Figure record extracts —

---*---

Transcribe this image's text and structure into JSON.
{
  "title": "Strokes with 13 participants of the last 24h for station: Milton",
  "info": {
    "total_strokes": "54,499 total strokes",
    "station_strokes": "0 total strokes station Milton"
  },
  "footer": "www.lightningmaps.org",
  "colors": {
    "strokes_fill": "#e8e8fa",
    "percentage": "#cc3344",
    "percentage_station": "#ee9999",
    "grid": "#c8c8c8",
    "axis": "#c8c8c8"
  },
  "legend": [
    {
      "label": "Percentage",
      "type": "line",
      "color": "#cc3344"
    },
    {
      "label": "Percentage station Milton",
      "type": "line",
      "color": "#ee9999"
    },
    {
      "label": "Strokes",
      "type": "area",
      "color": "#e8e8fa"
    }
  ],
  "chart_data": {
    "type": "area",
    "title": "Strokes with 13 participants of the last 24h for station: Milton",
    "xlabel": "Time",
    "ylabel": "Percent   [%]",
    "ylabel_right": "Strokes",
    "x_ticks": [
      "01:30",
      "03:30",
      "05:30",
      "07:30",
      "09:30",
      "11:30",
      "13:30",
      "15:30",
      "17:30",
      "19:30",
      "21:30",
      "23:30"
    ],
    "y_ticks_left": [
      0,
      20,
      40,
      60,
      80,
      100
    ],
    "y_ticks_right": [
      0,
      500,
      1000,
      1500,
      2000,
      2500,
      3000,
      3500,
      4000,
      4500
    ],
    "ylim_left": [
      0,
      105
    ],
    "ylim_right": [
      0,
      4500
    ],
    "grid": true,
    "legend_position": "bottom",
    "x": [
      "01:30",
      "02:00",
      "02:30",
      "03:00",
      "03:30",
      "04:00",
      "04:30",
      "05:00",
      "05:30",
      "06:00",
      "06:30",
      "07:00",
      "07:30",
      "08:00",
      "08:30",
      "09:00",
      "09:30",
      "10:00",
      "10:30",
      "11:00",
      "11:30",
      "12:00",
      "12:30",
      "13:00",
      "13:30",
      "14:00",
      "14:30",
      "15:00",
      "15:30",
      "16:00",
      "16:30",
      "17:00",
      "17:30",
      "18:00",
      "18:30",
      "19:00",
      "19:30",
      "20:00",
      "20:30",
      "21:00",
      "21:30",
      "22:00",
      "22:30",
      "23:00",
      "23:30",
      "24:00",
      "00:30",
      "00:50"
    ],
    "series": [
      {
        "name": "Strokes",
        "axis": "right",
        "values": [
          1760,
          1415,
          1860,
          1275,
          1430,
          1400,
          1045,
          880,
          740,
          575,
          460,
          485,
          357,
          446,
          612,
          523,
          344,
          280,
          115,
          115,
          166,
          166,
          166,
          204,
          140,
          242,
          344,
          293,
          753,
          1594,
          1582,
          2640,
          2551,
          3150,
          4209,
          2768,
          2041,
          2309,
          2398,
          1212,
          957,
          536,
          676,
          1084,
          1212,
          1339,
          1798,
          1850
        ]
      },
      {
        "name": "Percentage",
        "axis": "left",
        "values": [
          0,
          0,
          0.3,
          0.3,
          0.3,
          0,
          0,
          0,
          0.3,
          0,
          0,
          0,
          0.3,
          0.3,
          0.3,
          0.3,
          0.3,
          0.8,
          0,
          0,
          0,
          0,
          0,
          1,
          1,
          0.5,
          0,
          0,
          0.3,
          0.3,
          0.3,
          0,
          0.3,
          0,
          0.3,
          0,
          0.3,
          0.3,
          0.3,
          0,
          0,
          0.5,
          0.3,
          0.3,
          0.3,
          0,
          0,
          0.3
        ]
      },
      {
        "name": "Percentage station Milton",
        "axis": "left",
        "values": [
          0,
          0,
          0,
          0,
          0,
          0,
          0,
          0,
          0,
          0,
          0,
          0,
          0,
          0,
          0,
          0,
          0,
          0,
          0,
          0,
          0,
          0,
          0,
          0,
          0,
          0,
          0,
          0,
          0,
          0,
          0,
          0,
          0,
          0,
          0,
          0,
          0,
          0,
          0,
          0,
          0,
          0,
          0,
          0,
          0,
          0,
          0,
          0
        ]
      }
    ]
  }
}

---*---

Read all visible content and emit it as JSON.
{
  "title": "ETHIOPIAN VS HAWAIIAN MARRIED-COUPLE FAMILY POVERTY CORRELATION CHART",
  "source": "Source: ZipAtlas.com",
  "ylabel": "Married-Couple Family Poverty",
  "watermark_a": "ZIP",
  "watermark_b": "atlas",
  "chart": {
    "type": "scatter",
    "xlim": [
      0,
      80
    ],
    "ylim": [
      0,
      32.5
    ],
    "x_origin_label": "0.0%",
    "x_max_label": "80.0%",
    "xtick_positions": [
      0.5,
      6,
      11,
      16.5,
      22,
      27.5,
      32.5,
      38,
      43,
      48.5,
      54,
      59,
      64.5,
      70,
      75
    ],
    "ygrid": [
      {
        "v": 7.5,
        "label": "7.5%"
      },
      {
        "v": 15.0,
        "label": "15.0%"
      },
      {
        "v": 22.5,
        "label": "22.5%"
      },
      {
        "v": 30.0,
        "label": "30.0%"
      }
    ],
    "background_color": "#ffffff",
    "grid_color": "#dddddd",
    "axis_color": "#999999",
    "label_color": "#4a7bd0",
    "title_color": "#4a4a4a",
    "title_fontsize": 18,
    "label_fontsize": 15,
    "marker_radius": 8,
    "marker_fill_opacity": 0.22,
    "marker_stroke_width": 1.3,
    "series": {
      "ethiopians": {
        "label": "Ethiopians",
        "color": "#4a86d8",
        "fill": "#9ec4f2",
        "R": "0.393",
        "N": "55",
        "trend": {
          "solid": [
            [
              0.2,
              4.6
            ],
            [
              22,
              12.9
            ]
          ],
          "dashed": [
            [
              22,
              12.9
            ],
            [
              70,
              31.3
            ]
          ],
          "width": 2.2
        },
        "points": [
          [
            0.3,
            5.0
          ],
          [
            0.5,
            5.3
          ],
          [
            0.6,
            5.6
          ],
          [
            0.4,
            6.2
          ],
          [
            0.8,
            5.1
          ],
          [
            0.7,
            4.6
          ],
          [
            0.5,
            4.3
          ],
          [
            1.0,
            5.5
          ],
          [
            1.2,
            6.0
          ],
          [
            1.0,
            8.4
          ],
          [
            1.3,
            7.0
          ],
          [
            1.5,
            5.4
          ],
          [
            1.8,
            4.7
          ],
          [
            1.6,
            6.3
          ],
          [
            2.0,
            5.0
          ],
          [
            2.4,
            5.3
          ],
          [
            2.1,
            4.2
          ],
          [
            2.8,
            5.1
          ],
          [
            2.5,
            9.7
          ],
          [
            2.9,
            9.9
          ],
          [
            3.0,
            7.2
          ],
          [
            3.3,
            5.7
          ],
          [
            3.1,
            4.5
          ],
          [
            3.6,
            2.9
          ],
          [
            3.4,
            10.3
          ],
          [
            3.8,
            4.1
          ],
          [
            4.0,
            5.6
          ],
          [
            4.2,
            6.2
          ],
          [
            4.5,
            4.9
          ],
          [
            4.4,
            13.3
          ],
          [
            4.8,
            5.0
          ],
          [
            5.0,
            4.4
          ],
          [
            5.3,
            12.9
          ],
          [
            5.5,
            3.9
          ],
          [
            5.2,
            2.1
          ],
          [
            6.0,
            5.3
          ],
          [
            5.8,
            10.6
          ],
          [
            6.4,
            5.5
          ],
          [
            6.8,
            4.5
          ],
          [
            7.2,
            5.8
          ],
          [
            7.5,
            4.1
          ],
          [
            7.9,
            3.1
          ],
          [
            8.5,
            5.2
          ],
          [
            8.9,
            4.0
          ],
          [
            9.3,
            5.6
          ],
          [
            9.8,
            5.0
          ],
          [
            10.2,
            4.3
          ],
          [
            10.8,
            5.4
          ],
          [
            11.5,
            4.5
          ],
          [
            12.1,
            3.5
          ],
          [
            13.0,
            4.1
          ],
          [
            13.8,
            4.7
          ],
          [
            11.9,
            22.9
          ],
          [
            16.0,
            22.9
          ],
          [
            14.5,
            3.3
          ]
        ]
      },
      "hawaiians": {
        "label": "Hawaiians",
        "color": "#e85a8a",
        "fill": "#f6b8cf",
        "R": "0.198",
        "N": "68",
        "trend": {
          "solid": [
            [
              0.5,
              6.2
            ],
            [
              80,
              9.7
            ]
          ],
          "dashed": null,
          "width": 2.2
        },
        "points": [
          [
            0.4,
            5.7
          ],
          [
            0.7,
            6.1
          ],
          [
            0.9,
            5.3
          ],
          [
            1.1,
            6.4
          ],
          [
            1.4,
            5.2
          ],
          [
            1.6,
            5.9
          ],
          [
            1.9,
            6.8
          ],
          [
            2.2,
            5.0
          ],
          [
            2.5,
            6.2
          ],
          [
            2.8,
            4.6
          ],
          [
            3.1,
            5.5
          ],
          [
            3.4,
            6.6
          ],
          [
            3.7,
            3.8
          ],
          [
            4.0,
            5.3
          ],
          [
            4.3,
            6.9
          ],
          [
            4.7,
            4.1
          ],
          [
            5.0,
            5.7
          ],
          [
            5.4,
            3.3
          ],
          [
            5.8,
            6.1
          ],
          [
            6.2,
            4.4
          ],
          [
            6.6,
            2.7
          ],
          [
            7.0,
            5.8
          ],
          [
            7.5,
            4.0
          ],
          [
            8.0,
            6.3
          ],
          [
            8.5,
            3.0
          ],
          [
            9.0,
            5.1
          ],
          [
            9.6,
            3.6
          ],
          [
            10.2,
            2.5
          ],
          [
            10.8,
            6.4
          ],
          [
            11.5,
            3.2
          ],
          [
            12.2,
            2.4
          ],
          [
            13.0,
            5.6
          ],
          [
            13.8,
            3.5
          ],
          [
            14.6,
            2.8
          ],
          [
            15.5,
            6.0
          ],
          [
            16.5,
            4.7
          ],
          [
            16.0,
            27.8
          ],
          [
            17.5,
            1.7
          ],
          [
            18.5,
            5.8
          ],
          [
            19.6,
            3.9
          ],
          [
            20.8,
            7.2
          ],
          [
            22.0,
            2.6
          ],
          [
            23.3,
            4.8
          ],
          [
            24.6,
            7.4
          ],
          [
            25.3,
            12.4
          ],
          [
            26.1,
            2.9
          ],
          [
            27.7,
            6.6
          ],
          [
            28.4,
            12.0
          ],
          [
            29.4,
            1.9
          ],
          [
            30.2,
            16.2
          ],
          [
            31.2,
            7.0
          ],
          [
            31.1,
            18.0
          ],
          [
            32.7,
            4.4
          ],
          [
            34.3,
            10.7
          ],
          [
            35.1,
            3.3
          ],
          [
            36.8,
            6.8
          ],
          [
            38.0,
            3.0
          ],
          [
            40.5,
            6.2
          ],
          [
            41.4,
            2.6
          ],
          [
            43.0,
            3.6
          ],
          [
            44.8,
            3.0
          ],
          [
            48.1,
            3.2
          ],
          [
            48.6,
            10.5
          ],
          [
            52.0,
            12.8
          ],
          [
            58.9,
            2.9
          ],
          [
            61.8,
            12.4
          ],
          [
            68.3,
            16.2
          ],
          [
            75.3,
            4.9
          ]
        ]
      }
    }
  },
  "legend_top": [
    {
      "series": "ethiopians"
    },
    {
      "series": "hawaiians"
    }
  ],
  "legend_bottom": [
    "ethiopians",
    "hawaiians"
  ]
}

---*---

THE PROBLEM —
Give back only a number, the number of lines where the string "last" occurs.

CORRECT ANSWER —
2